Begin MATERIALS PROVIDED

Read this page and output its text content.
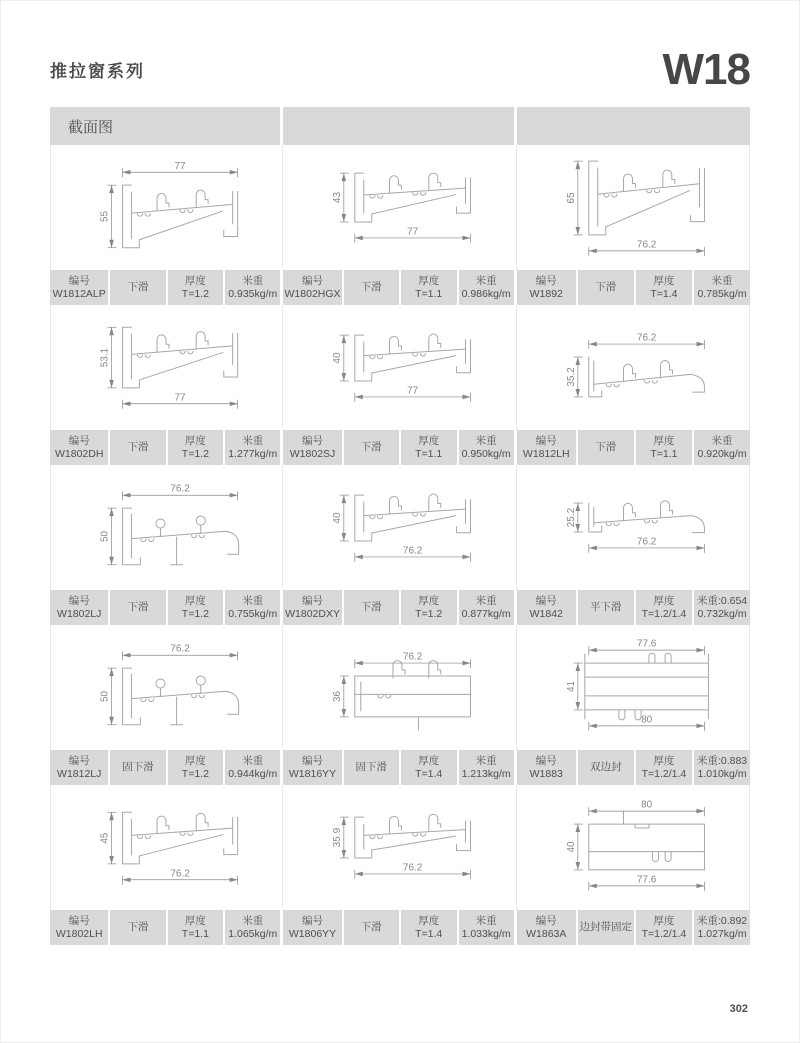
推拉窗系列	W18
截面图
77
55
编号
W1812ALP
下滑
厚度
T=1.2
米重
0.935kg/m
43
77
编号
W1802HGX
下滑
厚度
T=1.1
米重
0.986kg/m
65
76.2
编号
W1892
下滑
厚度
T=1.4
米重
0.785kg/m
53.1
77
编号
W1802DH
下滑
厚度
T=1.2
米重
1.277kg/m
40
77
编号
W1802SJ
下滑
厚度
T=1.1
米重
0.950kg/m
76.2
35.2
编号
W1812LH
下滑
厚度
T=1.1
米重
0.920kg/m
76.2
50
编号
W1802LJ
下滑
厚度
T=1.2
米重
0.755kg/m
40
76.2
编号
W1802DXY
下滑
厚度
T=1.2
米重
0.877kg/m
25.2
76.2
编号
W1842
平下滑
厚度
T=1.2/1.4
米重:0.654
0.732kg/m
76.2
50
编号
W1812LJ
固下滑
厚度
T=1.2
米重
0.944kg/m
76.2
36
编号
W1816YY
固下滑
厚度
T=1.4
米重
1.213kg/m
77.6
41
80
编号
W1883
双边封
厚度
T=1.2/1.4
米重:0.883
1.010kg/m
45
76.2
编号
W1802LH
下滑
厚度
T=1.1
米重
1.065kg/m
35.9
76.2
编号
W1806YY
下滑
厚度
T=1.4
米重
1.033kg/m
80
40
77.6
编号
W1863A
边封带固定
厚度
T=1.2/1.4
米重:0.892
1.027kg/m
302
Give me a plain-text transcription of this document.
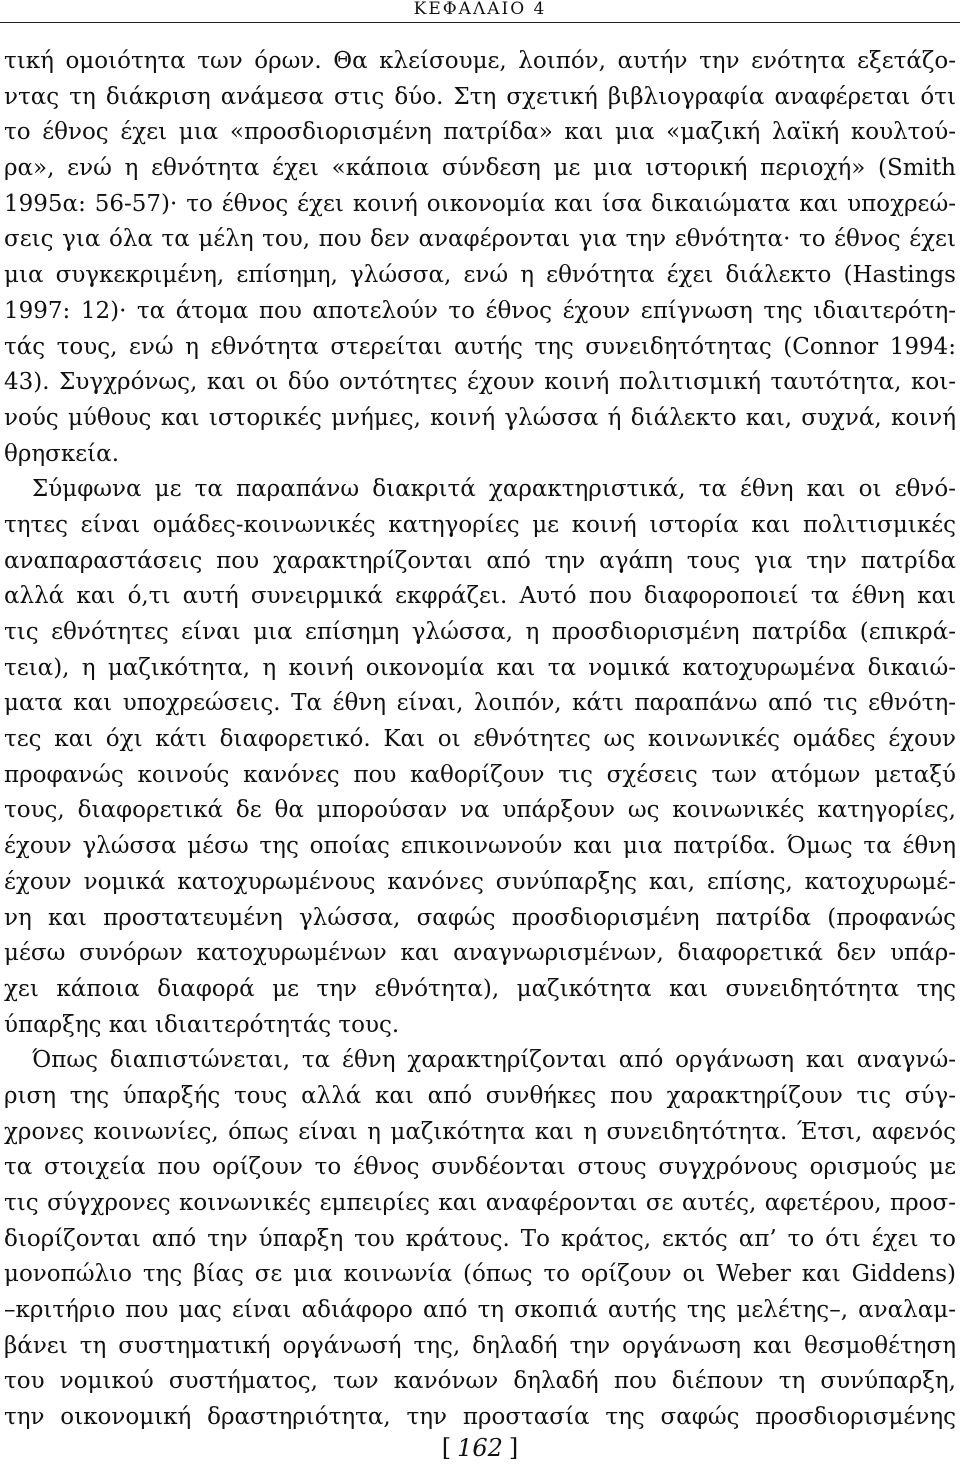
ΚΕΦΑΛΑΙΟ 4
τική ομοιότητα των όρων. Θα κλείσουμε, λοιπόν, αυτήν την ενότητα εξετάζο-
ντας τη διάκριση ανάμεσα στις δύο. Στη σχετική βιβλιογραφία αναφέρεται ότι
το έθνος έχει μια «προσδιορισμένη πατρίδα» και μια «μαζική λαϊκή κουλτού-
ρα», ενώ η εθνότητα έχει «κάποια σύνδεση με μια ιστορική περιοχή» (Smith
1995α: 56-57)· το έθνος έχει κοινή οικονομία και ίσα δικαιώματα και υποχρεώ-
σεις για όλα τα μέλη του, που δεν αναφέρονται για την εθνότητα· το έθνος έχει
μια συγκεκριμένη, επίσημη, γλώσσα, ενώ η εθνότητα έχει διάλεκτο (Hastings
1997: 12)· τα άτομα που αποτελούν το έθνος έχουν επίγνωση της ιδιαιτερότη-
τάς τους, ενώ η εθνότητα στερείται αυτής της συνειδητότητας (Connor 1994:
43). Συγχρόνως, και οι δύο οντότητες έχουν κοινή πολιτισμική ταυτότητα, κοι-
νούς μύθους και ιστορικές μνήμες, κοινή γλώσσα ή διάλεκτο και, συχνά, κοινή
θρησκεία.
Σύμφωνα με τα παραπάνω διακριτά χαρακτηριστικά, τα έθνη και οι εθνό-
τητες είναι ομάδες-κοινωνικές κατηγορίες με κοινή ιστορία και πολιτισμικές
αναπαραστάσεις που χαρακτηρίζονται από την αγάπη τους για την πατρίδα
αλλά και ό,τι αυτή συνειρμικά εκφράζει. Αυτό που διαφοροποιεί τα έθνη και
τις εθνότητες είναι μια επίσημη γλώσσα, η προσδιορισμένη πατρίδα (επικρά-
τεια), η μαζικότητα, η κοινή οικονομία και τα νομικά κατοχυρωμένα δικαιώ-
ματα και υποχρεώσεις. Τα έθνη είναι, λοιπόν, κάτι παραπάνω από τις εθνότη-
τες και όχι κάτι διαφορετικό. Και οι εθνότητες ως κοινωνικές ομάδες έχουν
προφανώς κοινούς κανόνες που καθορίζουν τις σχέσεις των ατόμων μεταξύ
τους, διαφορετικά δε θα μπορούσαν να υπάρξουν ως κοινωνικές κατηγορίες,
έχουν γλώσσα μέσω της οποίας επικοινωνούν και μια πατρίδα. Όμως τα έθνη
έχουν νομικά κατοχυρωμένους κανόνες συνύπαρξης και, επίσης, κατοχυρωμέ-
νη και προστατευμένη γλώσσα, σαφώς προσδιορισμένη πατρίδα (προφανώς
μέσω συνόρων κατοχυρωμένων και αναγνωρισμένων, διαφορετικά δεν υπάρ-
χει κάποια διαφορά με την εθνότητα), μαζικότητα και συνειδητότητα της
ύπαρξης και ιδιαιτερότητάς τους.
Όπως διαπιστώνεται, τα έθνη χαρακτηρίζονται από οργάνωση και αναγνώ-
ριση της ύπαρξής τους αλλά και από συνθήκες που χαρακτηρίζουν τις σύγ-
χρονες κοινωνίες, όπως είναι η μαζικότητα και η συνειδητότητα. Έτσι, αφενός
τα στοιχεία που ορίζουν το έθνος συνδέονται στους συγχρόνους ορισμούς με
τις σύγχρονες κοινωνικές εμπειρίες και αναφέρονται σε αυτές, αφετέρου, προσ-
διορίζονται από την ύπαρξη του κράτους. Το κράτος, εκτός απ’ το ότι έχει το
μονοπώλιο της βίας σε μια κοινωνία (όπως το ορίζουν οι Weber και Giddens)
–κριτήριο που μας είναι αδιάφορο από τη σκοπιά αυτής της μελέτης–, αναλαμ-
βάνει τη συστηματική οργάνωσή της, δηλαδή την οργάνωση και θεσμοθέτηση
του νομικού συστήματος, των κανόνων δηλαδή που διέπουν τη συνύπαρξη,
την οικονομική δραστηριότητα, την προστασία της σαφώς προσδιορισμένης
[ 162 ]
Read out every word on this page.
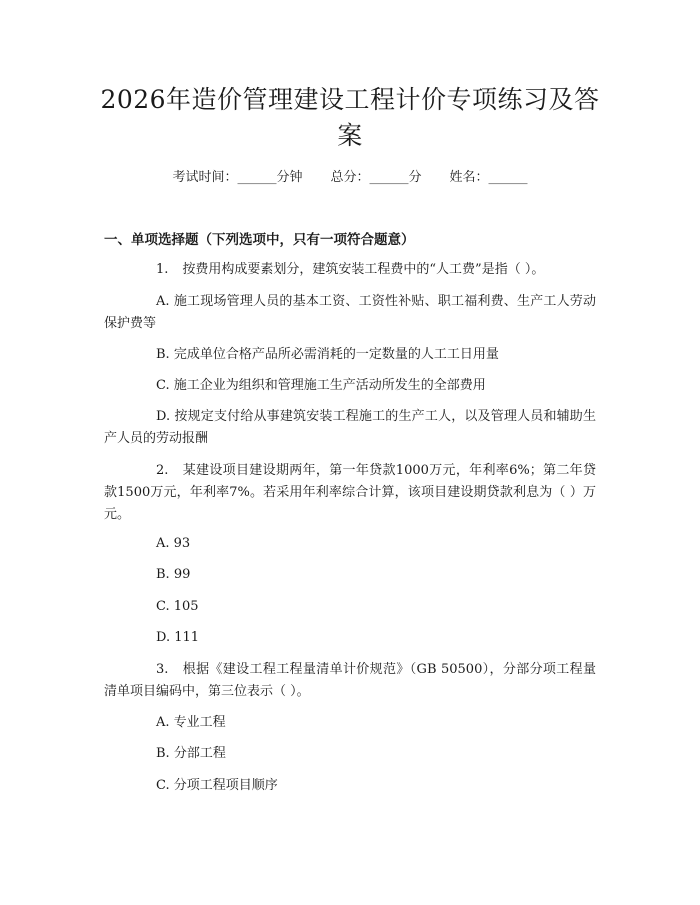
2026年造价管理建设工程计价专项练习及答案
考试时间：______分钟 总分：______分 姓名：______
一、单项选择题（下列选项中，只有一项符合题意）
1. 按费用构成要素划分，建筑安装工程费中的“人工费”是指（ ）。
A. 施工现场管理人员的基本工资、工资性补贴、职工福利费、生产工人劳动保护费等
B. 完成单位合格产品所必需消耗的一定数量的人工工日用量
C. 施工企业为组织和管理施工生产活动所发生的全部费用
D. 按规定支付给从事建筑安装工程施工的生产工人，以及管理人员和辅助生产人员的劳动报酬
2. 某建设项目建设期两年，第一年贷款1000万元，年利率6%；第二年贷款1500万元，年利率7%。若采用年利率综合计算，该项目建设期贷款利息为（ ）万元。
A. 93
B. 99
C. 105
D. 111
3. 根据《建设工程工程量清单计价规范》（GB 50500），分部分项工程量清单项目编码中，第三位表示（ ）。
A. 专业工程
B. 分部工程
C. 分项工程项目顺序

End MATERIALS PROVIDED

AIM:
Pick out lines containing the word "έθνη", each one as written.

EXPECTED OUTPUT:
Σύμφωνα με τα παραπάνω διακριτά χαρακτηριστικά, τα έθνη και οι εθνό-
αλλά και ό,τι αυτή συνειρμικά εκφράζει. Αυτό που διαφοροποιεί τα έθνη και
ματα και υποχρεώσεις. Τα έθνη είναι, λοιπόν, κάτι παραπάνω από τις εθνότη-
έχουν γλώσσα μέσω της οποίας επικοινωνούν και μια πατρίδα. Όμως τα έθνη
Όπως διαπιστώνεται, τα έθνη χαρακτηρίζονται από οργάνωση και αναγνώ-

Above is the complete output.